◆ **SOURCE TEXT**

▼▼▼

Some 80 residents of Brightwater Heights and 64 other households nearby will pay $27 more a month on their water bill if the Hendersonville City Council accepts a recommendation from the city utilities department.

The extra money on the water bill is the start of a 20-year plan to repay a $721,000 loan used to replace a failing water system that served Brightwater residents. They hooked onto the city water system in 2005.
"It was agreed upon in 2005 that the residents of Brightwater would repay the amount borrowed over the term of the loan on their monthly water bills," utilities director Lee Smith told the council in a memo last week. The council is scheduled to take up the recommendation on Thursday (June 7).
The monthly payments of $26.90 from 144 customers will repay the loan at 2.48 percent interest over 20 years. The city will also offer residents the option of making a one-time payment of $5,423. Making the monthly payment for 20 years comes out to $6,456.
The repayment would raise the monthly bill for residents to $56.68, based on average 5,000-gallons-a-month usage, the utilities department said.
Claudia Andrus, the president of the homeowners association, said she had heard no gripes about the repayment plan.
"That's how we got our water system," she said. "There couldn't be a water system without it. The city's doing a great job."
She said residents knew about the repayment plan seven years ago and when a home sells real estate agents are supposed to disclose the obligation. Residents who didn't want to participate in the switch to city water had the option of digging a well, she said, and some did.
"It's something we knew we had to do to pay for this system," said Brightwater resident Bill Traughber, a retiree who chaired the committee that worked on the waterline project. "It wasn't an option we had. It was great the city partnered with us in getting this thing rebuilt. It was really deteriorating, leaking all over the place. We were right on the edge of a potential crisis."
Residents have learned about the loan payment in homeowners' meeting.
"Nobody's going to pay for it for us. We're in the county so the city had no obligation, nor do they do that anyhow," he said. "When a subdivision is built a developer builds (the water distribution system) ahead of time and turns it over the city. We were just fortunate that the main line came through our area."
Total cost of the project was $1.38 million. Brightwater residents acquired a government loan for $561,000 and the city obtained a loan for $293,000. The new monthly bill will apply to 144 customers, 80 of which are in Brightwater, west of the city limits on U.S. 64. The others are in the Sunset, Sunrise and Turner road area.

▲▲▲

◆ **TO BE DONE**
1. From the water bill article, set down the passage that opens with the words containing "The repayment would" and closes with "the repayment plan.".
2. Name every person identified by name in the water bill article.

◆ **DATASET EXCERPTS**
▼▼▼

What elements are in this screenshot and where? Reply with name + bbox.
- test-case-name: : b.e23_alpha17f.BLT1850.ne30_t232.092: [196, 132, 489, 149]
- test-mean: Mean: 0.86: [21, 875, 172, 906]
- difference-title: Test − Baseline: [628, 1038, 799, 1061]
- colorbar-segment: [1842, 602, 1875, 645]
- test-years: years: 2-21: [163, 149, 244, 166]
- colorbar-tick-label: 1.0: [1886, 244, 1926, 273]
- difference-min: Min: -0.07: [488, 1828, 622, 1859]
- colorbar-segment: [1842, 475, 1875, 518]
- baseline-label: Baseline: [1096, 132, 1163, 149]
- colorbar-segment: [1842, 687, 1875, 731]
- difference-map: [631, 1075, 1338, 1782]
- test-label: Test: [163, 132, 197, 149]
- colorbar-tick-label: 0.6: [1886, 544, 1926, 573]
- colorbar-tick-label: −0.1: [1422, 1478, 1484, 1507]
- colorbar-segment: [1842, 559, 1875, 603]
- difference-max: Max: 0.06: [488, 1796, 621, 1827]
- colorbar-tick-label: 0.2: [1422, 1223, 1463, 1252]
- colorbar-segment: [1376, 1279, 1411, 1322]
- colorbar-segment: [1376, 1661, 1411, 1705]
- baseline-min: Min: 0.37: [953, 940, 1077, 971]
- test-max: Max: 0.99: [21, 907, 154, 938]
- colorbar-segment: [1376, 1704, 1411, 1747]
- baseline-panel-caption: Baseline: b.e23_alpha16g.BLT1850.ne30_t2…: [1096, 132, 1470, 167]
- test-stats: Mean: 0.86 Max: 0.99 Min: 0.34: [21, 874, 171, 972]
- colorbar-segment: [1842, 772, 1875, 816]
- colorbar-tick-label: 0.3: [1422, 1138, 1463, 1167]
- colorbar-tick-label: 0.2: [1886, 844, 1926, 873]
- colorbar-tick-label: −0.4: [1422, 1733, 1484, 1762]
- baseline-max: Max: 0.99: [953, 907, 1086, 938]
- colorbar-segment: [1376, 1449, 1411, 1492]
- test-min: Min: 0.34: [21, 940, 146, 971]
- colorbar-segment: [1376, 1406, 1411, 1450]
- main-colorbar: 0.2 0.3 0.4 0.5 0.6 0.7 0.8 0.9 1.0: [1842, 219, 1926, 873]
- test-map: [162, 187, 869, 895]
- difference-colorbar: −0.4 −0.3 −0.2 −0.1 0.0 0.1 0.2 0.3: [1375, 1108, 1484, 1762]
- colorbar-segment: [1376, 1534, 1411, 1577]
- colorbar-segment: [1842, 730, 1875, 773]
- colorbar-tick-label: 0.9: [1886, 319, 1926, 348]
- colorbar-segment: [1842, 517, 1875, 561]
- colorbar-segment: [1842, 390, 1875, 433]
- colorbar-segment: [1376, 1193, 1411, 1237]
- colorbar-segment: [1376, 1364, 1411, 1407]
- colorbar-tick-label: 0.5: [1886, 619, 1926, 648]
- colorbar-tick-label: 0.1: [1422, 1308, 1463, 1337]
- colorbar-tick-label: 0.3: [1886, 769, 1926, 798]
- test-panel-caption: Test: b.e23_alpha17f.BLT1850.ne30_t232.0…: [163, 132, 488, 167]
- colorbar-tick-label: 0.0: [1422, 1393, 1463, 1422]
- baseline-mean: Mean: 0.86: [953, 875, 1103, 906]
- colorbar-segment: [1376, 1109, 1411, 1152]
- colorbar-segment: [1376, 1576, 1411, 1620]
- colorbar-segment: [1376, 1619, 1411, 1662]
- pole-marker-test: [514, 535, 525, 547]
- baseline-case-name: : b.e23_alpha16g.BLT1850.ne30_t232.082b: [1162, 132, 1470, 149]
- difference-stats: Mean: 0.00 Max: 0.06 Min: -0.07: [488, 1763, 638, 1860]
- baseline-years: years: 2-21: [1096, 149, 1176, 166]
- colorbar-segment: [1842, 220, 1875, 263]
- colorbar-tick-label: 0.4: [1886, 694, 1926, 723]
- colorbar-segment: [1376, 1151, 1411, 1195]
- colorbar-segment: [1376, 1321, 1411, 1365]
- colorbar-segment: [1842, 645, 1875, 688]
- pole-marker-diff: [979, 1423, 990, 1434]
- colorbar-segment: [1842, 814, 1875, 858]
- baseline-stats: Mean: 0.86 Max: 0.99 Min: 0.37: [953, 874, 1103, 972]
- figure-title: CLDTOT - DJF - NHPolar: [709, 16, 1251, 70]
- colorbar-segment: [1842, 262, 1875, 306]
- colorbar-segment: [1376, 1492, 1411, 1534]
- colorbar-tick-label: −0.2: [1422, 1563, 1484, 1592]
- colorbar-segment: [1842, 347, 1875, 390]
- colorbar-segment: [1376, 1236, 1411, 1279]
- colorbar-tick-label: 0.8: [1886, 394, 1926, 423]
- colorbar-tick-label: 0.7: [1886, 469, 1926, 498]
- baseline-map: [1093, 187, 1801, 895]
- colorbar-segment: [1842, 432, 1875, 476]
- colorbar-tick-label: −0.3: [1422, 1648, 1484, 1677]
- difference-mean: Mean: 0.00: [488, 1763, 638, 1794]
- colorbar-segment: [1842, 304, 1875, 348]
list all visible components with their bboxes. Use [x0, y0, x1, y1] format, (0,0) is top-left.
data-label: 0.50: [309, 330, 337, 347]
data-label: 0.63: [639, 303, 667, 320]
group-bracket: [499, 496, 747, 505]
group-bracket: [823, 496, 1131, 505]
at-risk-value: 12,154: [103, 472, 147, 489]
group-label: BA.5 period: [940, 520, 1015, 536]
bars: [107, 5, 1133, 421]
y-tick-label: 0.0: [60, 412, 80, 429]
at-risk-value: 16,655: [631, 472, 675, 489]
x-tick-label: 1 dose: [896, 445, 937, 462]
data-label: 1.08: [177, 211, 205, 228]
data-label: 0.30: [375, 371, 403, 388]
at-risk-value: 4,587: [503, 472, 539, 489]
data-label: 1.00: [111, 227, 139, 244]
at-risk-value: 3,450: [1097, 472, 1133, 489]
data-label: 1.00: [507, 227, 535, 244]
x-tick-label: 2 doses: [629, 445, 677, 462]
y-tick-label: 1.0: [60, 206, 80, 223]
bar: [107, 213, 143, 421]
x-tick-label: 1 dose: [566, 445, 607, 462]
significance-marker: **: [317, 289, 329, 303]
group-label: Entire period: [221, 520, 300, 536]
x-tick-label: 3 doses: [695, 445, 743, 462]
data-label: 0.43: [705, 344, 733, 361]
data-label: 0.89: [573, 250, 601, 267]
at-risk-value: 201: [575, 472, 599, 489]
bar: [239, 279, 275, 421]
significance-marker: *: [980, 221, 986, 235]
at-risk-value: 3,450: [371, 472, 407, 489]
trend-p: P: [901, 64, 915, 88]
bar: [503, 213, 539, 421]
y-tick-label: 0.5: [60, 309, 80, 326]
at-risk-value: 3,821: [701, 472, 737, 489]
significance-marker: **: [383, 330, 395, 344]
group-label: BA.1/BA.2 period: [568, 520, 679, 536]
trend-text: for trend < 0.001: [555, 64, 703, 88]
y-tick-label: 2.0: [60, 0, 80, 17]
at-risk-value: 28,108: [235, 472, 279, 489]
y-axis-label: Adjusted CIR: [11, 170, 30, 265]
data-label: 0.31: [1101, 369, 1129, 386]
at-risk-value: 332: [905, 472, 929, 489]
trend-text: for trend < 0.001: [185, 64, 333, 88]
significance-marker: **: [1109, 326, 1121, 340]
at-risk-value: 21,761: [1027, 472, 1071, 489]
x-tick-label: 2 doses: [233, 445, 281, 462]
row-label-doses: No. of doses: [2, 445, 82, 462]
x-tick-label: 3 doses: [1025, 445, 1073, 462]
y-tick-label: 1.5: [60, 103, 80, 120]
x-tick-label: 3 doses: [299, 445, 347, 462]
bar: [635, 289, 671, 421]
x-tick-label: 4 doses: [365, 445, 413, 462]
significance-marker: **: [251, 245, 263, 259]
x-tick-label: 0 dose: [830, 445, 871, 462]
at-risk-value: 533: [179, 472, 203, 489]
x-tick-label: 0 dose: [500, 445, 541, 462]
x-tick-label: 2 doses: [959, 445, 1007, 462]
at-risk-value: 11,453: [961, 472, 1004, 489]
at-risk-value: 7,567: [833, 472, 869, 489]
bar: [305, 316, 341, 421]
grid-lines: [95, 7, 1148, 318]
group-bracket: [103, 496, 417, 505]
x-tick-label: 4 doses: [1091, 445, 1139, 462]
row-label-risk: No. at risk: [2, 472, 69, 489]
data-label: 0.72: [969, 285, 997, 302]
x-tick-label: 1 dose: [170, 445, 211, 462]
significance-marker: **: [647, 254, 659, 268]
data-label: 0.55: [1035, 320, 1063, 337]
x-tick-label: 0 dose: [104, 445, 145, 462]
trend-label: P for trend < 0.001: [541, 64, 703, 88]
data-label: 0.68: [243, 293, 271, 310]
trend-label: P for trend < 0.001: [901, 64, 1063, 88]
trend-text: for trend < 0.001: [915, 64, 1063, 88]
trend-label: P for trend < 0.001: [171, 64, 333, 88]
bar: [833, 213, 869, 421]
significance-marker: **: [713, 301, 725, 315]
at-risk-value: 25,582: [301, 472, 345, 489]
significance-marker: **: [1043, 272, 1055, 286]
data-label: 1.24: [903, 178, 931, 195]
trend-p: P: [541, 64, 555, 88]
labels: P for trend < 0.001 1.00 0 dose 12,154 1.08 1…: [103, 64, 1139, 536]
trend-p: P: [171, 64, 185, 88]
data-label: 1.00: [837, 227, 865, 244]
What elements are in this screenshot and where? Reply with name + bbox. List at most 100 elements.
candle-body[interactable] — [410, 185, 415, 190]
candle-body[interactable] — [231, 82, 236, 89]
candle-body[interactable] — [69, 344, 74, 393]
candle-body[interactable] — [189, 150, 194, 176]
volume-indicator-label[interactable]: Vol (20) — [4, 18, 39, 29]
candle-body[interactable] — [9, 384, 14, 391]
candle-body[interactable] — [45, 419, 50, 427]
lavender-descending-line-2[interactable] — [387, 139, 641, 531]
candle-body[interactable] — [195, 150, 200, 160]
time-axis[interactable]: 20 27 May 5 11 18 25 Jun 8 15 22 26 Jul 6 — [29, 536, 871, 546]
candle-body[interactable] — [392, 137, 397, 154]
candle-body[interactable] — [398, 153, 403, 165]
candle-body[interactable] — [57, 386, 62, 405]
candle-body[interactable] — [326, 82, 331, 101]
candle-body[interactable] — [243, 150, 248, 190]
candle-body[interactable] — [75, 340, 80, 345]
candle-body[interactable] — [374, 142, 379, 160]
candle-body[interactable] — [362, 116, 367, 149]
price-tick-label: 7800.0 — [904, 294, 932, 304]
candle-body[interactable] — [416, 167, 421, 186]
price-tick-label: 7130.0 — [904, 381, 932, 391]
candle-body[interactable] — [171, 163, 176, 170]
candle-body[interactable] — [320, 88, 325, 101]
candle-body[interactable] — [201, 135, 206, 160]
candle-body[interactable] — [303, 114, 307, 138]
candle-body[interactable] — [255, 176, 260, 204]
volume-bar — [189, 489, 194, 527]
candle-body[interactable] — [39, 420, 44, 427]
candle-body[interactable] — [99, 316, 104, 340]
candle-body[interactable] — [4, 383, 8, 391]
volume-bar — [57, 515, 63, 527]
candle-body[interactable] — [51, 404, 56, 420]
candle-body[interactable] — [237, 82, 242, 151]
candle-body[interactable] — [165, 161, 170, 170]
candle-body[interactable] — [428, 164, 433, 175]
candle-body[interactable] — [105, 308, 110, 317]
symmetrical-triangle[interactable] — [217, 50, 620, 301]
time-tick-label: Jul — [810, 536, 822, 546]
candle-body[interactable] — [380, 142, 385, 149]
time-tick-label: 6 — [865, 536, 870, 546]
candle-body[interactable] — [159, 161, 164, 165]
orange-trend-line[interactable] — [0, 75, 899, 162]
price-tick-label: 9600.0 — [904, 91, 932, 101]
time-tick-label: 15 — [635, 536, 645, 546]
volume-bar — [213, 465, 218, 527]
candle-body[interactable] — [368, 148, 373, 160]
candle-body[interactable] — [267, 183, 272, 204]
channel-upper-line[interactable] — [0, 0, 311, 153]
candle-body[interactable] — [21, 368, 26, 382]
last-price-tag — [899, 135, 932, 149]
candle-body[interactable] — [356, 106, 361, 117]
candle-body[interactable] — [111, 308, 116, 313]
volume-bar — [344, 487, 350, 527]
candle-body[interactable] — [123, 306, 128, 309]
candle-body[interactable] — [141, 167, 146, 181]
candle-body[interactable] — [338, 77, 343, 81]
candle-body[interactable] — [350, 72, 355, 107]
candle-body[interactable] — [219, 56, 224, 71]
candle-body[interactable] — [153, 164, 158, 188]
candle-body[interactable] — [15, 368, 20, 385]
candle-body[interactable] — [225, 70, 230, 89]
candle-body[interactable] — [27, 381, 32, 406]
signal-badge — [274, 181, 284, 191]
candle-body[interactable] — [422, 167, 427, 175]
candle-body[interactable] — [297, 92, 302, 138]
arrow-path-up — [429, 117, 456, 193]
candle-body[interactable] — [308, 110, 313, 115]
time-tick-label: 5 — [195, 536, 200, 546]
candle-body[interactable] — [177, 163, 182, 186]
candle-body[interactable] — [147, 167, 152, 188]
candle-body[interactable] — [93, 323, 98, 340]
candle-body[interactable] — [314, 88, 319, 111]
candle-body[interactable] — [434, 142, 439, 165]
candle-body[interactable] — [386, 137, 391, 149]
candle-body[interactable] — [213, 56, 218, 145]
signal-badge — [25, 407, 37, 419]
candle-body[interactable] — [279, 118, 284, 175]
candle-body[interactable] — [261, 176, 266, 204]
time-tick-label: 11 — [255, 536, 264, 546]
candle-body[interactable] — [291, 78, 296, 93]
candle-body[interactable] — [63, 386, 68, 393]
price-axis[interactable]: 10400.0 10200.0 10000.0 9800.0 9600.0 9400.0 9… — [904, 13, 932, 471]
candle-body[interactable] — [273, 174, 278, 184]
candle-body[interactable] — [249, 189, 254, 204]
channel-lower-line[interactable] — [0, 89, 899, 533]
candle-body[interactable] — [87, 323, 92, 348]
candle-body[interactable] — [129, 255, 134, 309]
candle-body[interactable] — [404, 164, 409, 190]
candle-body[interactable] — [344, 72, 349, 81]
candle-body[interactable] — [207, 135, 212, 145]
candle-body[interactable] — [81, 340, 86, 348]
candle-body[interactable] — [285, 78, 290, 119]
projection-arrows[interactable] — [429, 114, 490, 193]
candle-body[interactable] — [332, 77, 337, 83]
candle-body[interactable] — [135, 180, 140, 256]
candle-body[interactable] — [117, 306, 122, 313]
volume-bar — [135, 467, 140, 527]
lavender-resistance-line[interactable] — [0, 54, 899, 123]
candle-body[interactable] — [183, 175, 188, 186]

▲▲▲

◆ **ANSWERS FOR THE EXERCISE**
1.
The repayment would raise the monthly bill for residents to $56.68, based on average 5,000-gallons-a-month usage, the utilities department said.
Claudia Andrus, the president of the homeowners association, said she had heard no gripes about the repayment plan.

2. Lee Smith, Claudia Andrus, Bill Traughber